Records that describe figures:
---

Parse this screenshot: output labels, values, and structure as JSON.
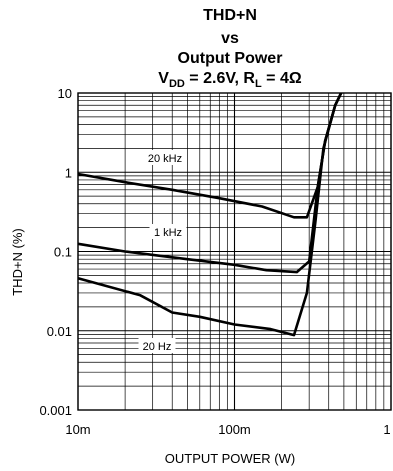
{
  "chart_data": {
    "type": "line",
    "title_lines": [
      "THD+N",
      "vs",
      "Output Power"
    ],
    "subtitle": {
      "vdd_main": "V",
      "vdd_sub": "DD",
      "vdd_rest": " = 2.6V, R",
      "rl_sub": "L",
      "rl_rest": " = 4Ω"
    },
    "xlabel": "OUTPUT POWER (W)",
    "ylabel": "THD+N (%)",
    "x_scale": "log",
    "y_scale": "log",
    "xlim": [
      0.01,
      1
    ],
    "ylim": [
      0.001,
      10
    ],
    "x_ticks": [
      {
        "value": 0.01,
        "label": "10m"
      },
      {
        "value": 0.1,
        "label": "100m"
      },
      {
        "value": 1,
        "label": "1"
      }
    ],
    "y_ticks": [
      {
        "value": 0.001,
        "label": "0.001"
      },
      {
        "value": 0.01,
        "label": "0.01"
      },
      {
        "value": 0.1,
        "label": "0.1"
      },
      {
        "value": 1,
        "label": "1"
      },
      {
        "value": 10,
        "label": "10"
      }
    ],
    "grid": true,
    "series": [
      {
        "name": "20 kHz",
        "x": [
          0.01,
          0.02,
          0.04,
          0.08,
          0.15,
          0.24,
          0.29,
          0.34,
          0.38,
          0.44,
          0.48
        ],
        "y": [
          0.95,
          0.75,
          0.6,
          0.47,
          0.37,
          0.27,
          0.27,
          0.65,
          2.5,
          7.0,
          10.0
        ]
      },
      {
        "name": "1 kHz",
        "x": [
          0.01,
          0.02,
          0.05,
          0.1,
          0.16,
          0.25,
          0.3,
          0.34,
          0.38,
          0.44,
          0.48
        ],
        "y": [
          0.125,
          0.1,
          0.08,
          0.068,
          0.058,
          0.055,
          0.075,
          0.65,
          2.5,
          7.0,
          10.0
        ]
      },
      {
        "name": "20 Hz",
        "x": [
          0.01,
          0.025,
          0.04,
          0.06,
          0.1,
          0.17,
          0.24,
          0.29,
          0.33,
          0.37,
          0.44,
          0.48
        ],
        "y": [
          0.046,
          0.028,
          0.017,
          0.015,
          0.012,
          0.0105,
          0.0088,
          0.03,
          0.25,
          2.0,
          7.0,
          10.0
        ]
      }
    ]
  }
}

---

**Set exercise**
Omit the pictures, then output the rest of the listing exactly.

**Answer to this exercise**
Parse this screenshot: output labels, values, and structure as JSON.
{
  "chart_data": {
    "type": "line",
    "title_lines": [
      "THD+N",
      "vs",
      "Output Power"
    ],
    "subtitle": {
      "vdd_main": "V",
      "vdd_sub": "DD",
      "vdd_rest": " = 2.6V, R",
      "rl_sub": "L",
      "rl_rest": " = 4Ω"
    },
    "xlabel": "OUTPUT POWER (W)",
    "ylabel": "THD+N (%)",
    "x_scale": "log",
    "y_scale": "log",
    "xlim": [
      0.01,
      1
    ],
    "ylim": [
      0.001,
      10
    ],
    "x_ticks": [
      {
        "value": 0.01,
        "label": "10m"
      },
      {
        "value": 0.1,
        "label": "100m"
      },
      {
        "value": 1,
        "label": "1"
      }
    ],
    "y_ticks": [
      {
        "value": 0.001,
        "label": "0.001"
      },
      {
        "value": 0.01,
        "label": "0.01"
      },
      {
        "value": 0.1,
        "label": "0.1"
      },
      {
        "value": 1,
        "label": "1"
      },
      {
        "value": 10,
        "label": "10"
      }
    ],
    "grid": true,
    "series": [
      {
        "name": "20 kHz",
        "x": [
          0.01,
          0.02,
          0.04,
          0.08,
          0.15,
          0.24,
          0.29,
          0.34,
          0.38,
          0.44,
          0.48
        ],
        "y": [
          0.95,
          0.75,
          0.6,
          0.47,
          0.37,
          0.27,
          0.27,
          0.65,
          2.5,
          7.0,
          10.0
        ]
      },
      {
        "name": "1 kHz",
        "x": [
          0.01,
          0.02,
          0.05,
          0.1,
          0.16,
          0.25,
          0.3,
          0.34,
          0.38,
          0.44,
          0.48
        ],
        "y": [
          0.125,
          0.1,
          0.08,
          0.068,
          0.058,
          0.055,
          0.075,
          0.65,
          2.5,
          7.0,
          10.0
        ]
      },
      {
        "name": "20 Hz",
        "x": [
          0.01,
          0.025,
          0.04,
          0.06,
          0.1,
          0.17,
          0.24,
          0.29,
          0.33,
          0.37,
          0.44,
          0.48
        ],
        "y": [
          0.046,
          0.028,
          0.017,
          0.015,
          0.012,
          0.0105,
          0.0088,
          0.03,
          0.25,
          2.0,
          7.0,
          10.0
        ]
      }
    ]
  }
}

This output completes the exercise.